----- Entries supplied -----
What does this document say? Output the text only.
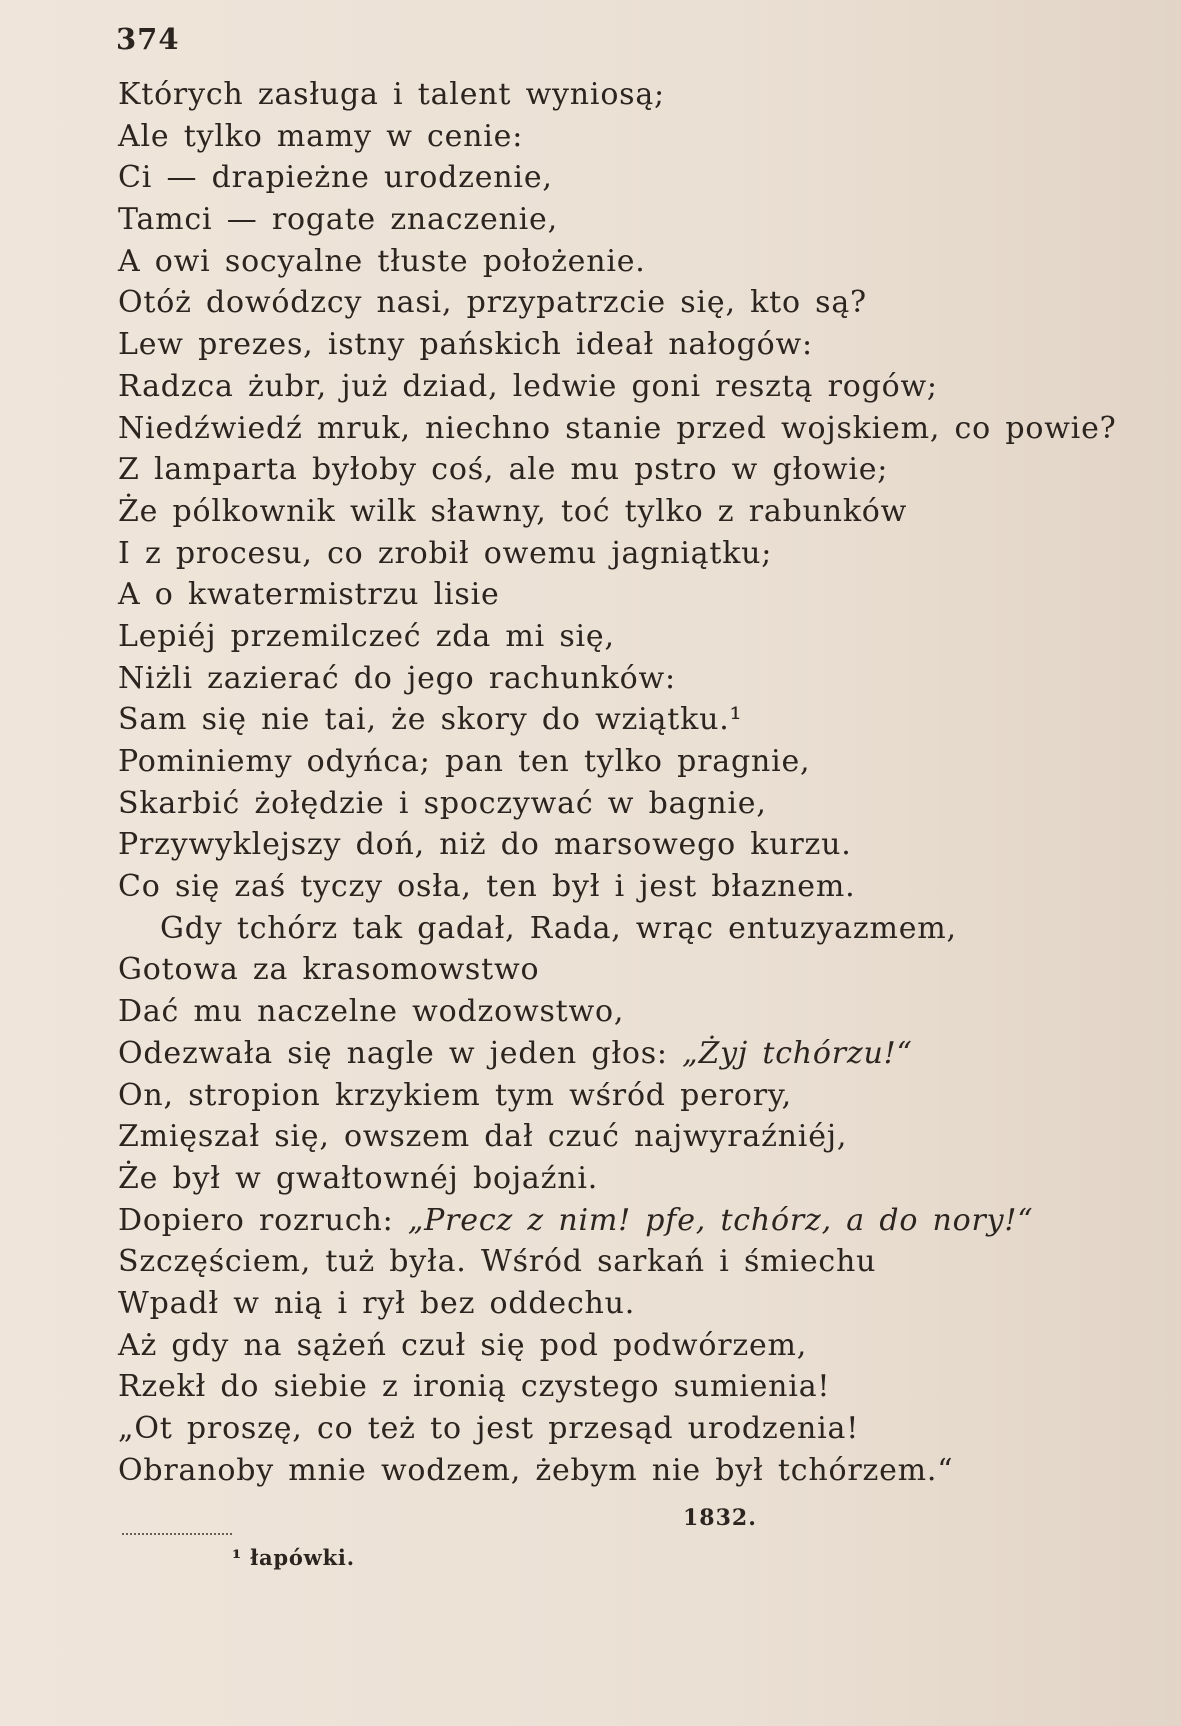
374
Których zasługa i talent wyniosą;
Ale tylko mamy w cenie:
Ci — drapieżne urodzenie,
Tamci — rogate znaczenie,
A owi socyalne tłuste położenie.
Otóż dowódzcy nasi, przypatrzcie się, kto są?
Lew prezes, istny pańskich ideał nałogów:
Radzca żubr, już dziad, ledwie goni resztą rogów;
Niedźwiedź mruk, niechno stanie przed wojskiem, co powie?
Z lamparta byłoby coś, ale mu pstro w głowie;
Że pólkownik wilk sławny, toć tylko z rabunków
I z procesu, co zrobił owemu jagniątku;
A o kwatermistrzu lisie
Lepiéj przemilczeć zda mi się,
Niżli zazierać do jego rachunków:
Sam się nie tai, że skory do wziątku.¹
Pominiemy odyńca; pan ten tylko pragnie,
Skarbić żołędzie i spoczywać w bagnie,
Przywyklejszy doń, niż do marsowego kurzu.
Co się zaś tyczy osła, ten był i jest błaznem.
Gdy tchórz tak gadał, Rada, wrąc entuzyazmem,
Gotowa za krasomowstwo
Dać mu naczelne wodzowstwo,
Odezwała się nagle w jeden głos: „Żyj tchórzu!“
On, stropion krzykiem tym wśród perory,
Zmięszał się, owszem dał czuć najwyraźniéj,
Że był w gwałtownéj bojaźni.
Dopiero rozruch: „Precz z nim! pfe, tchórz, a do nory!“
Szczęściem, tuż była. Wśród sarkań i śmiechu
Wpadł w nią i rył bez oddechu.
Aż gdy na sążeń czuł się pod podwórzem,
Rzekł do siebie z ironią czystego sumienia!
„Ot proszę, co też to jest przesąd urodzenia!
Obranoby mnie wodzem, żebym nie był tchórzem.“
1832.
¹ łapówki.
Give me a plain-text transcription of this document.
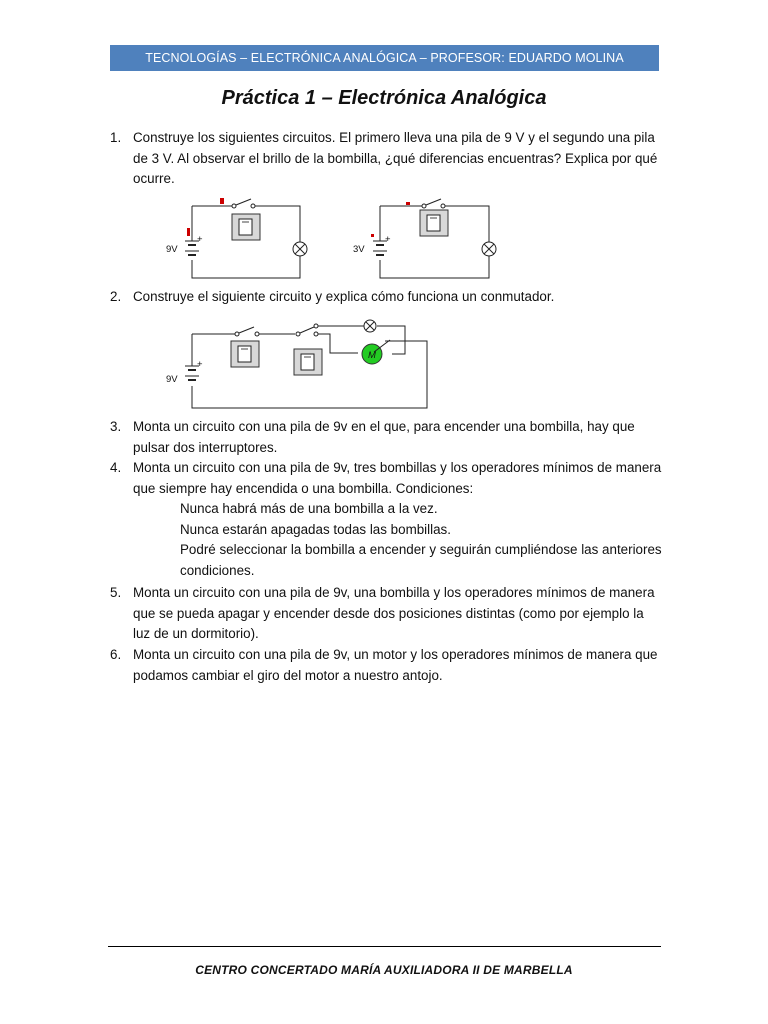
TECNOLOGÍAS – ELECTRÓNICA ANALÓGICA – PROFESOR: EDUARDO MOLINA
Práctica 1 – Electrónica Analógica
1. Construye los siguientes circuitos. El primero lleva una pila de 9 V y el segundo una pila de 3 V. Al observar el brillo de la bombilla, ¿qué diferencias encuentras? Explica por qué ocurre.
+
9V
+
3V
2. Construye el siguiente circuito y explica cómo funciona un conmutador.
+
9V
M
3. Monta un circuito con una pila de 9v en el que, para encender una bombilla, hay que pulsar dos interruptores.
4. Monta un circuito con una pila de 9v, tres bombillas y los operadores mínimos de manera que siempre hay encendida o una bombilla. Condiciones:
Nunca habrá más de una bombilla a la vez.
Nunca estarán apagadas todas las bombillas.
Podré seleccionar la bombilla a encender y seguirán cumpliéndose las anteriores condiciones.
5. Monta un circuito con una pila de 9v, una bombilla y los operadores mínimos de manera que se pueda apagar y encender desde dos posiciones distintas (como por ejemplo la luz de un dormitorio).
6. Monta un circuito con una pila de 9v, un motor y los operadores mínimos de manera que podamos cambiar el giro del motor a nuestro antojo.
CENTRO CONCERTADO MARÍA AUXILIADORA II DE MARBELLA
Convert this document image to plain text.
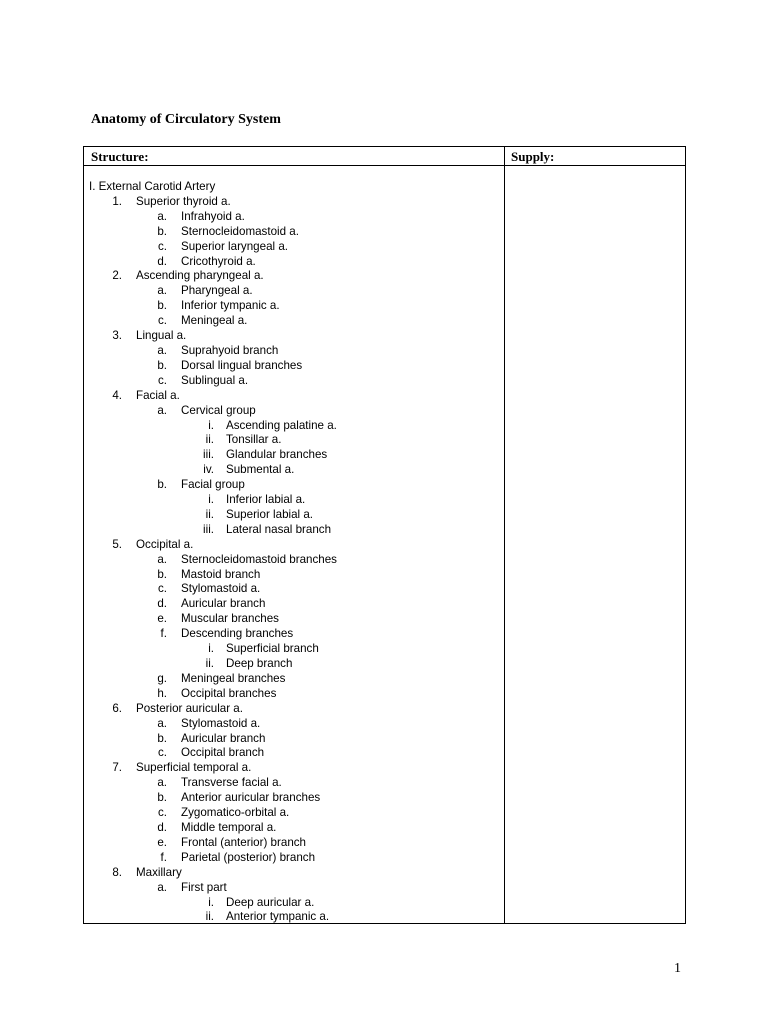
Anatomy of Circulatory System
Structure:	Supply:
I. External Carotid Artery
1. Superior thyroid a.
a. Infrahyoid a.
b. Sternocleidomastoid a.
c. Superior laryngeal a.
d. Cricothyroid a.
2. Ascending pharyngeal a.
a. Pharyngeal a.
b. Inferior tympanic a.
c. Meningeal a.
3. Lingual a.
a. Suprahyoid branch
b. Dorsal lingual branches
c. Sublingual a.
4. Facial a.
a. Cervical group
i. Ascending palatine a.
ii. Tonsillar a.
iii. Glandular branches
iv. Submental a.
b. Facial group
i. Inferior labial a.
ii. Superior labial a.
iii. Lateral nasal branch
5. Occipital a.
a. Sternocleidomastoid branches
b. Mastoid branch
c. Stylomastoid a.
d. Auricular branch
e. Muscular branches
f. Descending branches
i. Superficial branch
ii. Deep branch
g. Meningeal branches
h. Occipital branches
6. Posterior auricular a.
a. Stylomastoid a.
b. Auricular branch
c. Occipital branch
7. Superficial temporal a.
a. Transverse facial a.
b. Anterior auricular branches
c. Zygomatico-orbital a.
d. Middle temporal a.
e. Frontal (anterior) branch
f. Parietal (posterior) branch
8. Maxillary
a. First part
i. Deep auricular a.
ii. Anterior tympanic a.
1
-----
§ **Exercise brief**:
Write out the material above once more, exactly as it reads, with no pictures.

§ **Answer to this task**:
What does this document say? Output the text only.
374
Których zasługa i talent wyniosą;
Ale tylko mamy w cenie:
Ci — drapieżne urodzenie,
Tamci — rogate znaczenie,
A owi socyalne tłuste położenie.
Otóż dowódzcy nasi, przypatrzcie się, kto są?
Lew prezes, istny pańskich ideał nałogów:
Radzca żubr, już dziad, ledwie goni resztą rogów;
Niedźwiedź mruk, niechno stanie przed wojskiem, co powie?
Z lamparta byłoby coś, ale mu pstro w głowie;
Że pólkownik wilk sławny, toć tylko z rabunków
I z procesu, co zrobił owemu jagniątku;
A o kwatermistrzu lisie
Lepiéj przemilczeć zda mi się,
Niżli zazierać do jego rachunków:
Sam się nie tai, że skory do wziątku.¹
Pominiemy odyńca; pan ten tylko pragnie,
Skarbić żołędzie i spoczywać w bagnie,
Przywyklejszy doń, niż do marsowego kurzu.
Co się zaś tyczy osła, ten był i jest błaznem.
Gdy tchórz tak gadał, Rada, wrąc entuzyazmem,
Gotowa za krasomowstwo
Dać mu naczelne wodzowstwo,
Odezwała się nagle w jeden głos: „Żyj tchórzu!“
On, stropion krzykiem tym wśród perory,
Zmięszał się, owszem dał czuć najwyraźniéj,
Że był w gwałtownéj bojaźni.
Dopiero rozruch: „Precz z nim! pfe, tchórz, a do nory!“
Szczęściem, tuż była. Wśród sarkań i śmiechu
Wpadł w nią i rył bez oddechu.
Aż gdy na sążeń czuł się pod podwórzem,
Rzekł do siebie z ironią czystego sumienia!
„Ot proszę, co też to jest przesąd urodzenia!
Obranoby mnie wodzem, żebym nie był tchórzem.“
1832.
¹ łapówki.
Give me a plain-text transcription of this document.
TECNOLOGÍAS – ELECTRÓNICA ANALÓGICA – PROFESOR: EDUARDO MOLINA
Práctica 1 – Electrónica Analógica
1. Construye los siguientes circuitos. El primero lleva una pila de 9 V y el segundo una pila de 3 V. Al observar el brillo de la bombilla, ¿qué diferencias encuentras? Explica por qué ocurre.
+
9V
+
3V
2. Construye el siguiente circuito y explica cómo funciona un conmutador.
+
9V
M
3. Monta un circuito con una pila de 9v en el que, para encender una bombilla, hay que pulsar dos interruptores.
4. Monta un circuito con una pila de 9v, tres bombillas y los operadores mínimos de manera que siempre hay encendida o una bombilla. Condiciones:
Nunca habrá más de una bombilla a la vez.
Nunca estarán apagadas todas las bombillas.
Podré seleccionar la bombilla a encender y seguirán cumpliéndose las anteriores condiciones.
5. Monta un circuito con una pila de 9v, una bombilla y los operadores mínimos de manera que se pueda apagar y encender desde dos posiciones distintas (como por ejemplo la luz de un dormitorio).
6. Monta un circuito con una pila de 9v, un motor y los operadores mínimos de manera que podamos cambiar el giro del motor a nuestro antojo.
CENTRO CONCERTADO MARÍA AUXILIADORA II DE MARBELLA
Convert this document image to plain text.
Anatomy of Circulatory System
Structure:	Supply:
I. External Carotid Artery
1. Superior thyroid a.
a. Infrahyoid a.
b. Sternocleidomastoid a.
c. Superior laryngeal a.
d. Cricothyroid a.
2. Ascending pharyngeal a.
a. Pharyngeal a.
b. Inferior tympanic a.
c. Meningeal a.
3. Lingual a.
a. Suprahyoid branch
b. Dorsal lingual branches
c. Sublingual a.
4. Facial a.
a. Cervical group
i. Ascending palatine a.
ii. Tonsillar a.
iii. Glandular branches
iv. Submental a.
b. Facial group
i. Inferior labial a.
ii. Superior labial a.
iii. Lateral nasal branch
5. Occipital a.
a. Sternocleidomastoid branches
b. Mastoid branch
c. Stylomastoid a.
d. Auricular branch
e. Muscular branches
f. Descending branches
i. Superficial branch
ii. Deep branch
g. Meningeal branches
h. Occipital branches
6. Posterior auricular a.
a. Stylomastoid a.
b. Auricular branch
c. Occipital branch
7. Superficial temporal a.
a. Transverse facial a.
b. Anterior auricular branches
c. Zygomatico-orbital a.
d. Middle temporal a.
e. Frontal (anterior) branch
f. Parietal (posterior) branch
8. Maxillary
a. First part
i. Deep auricular a.
ii. Anterior tympanic a.
1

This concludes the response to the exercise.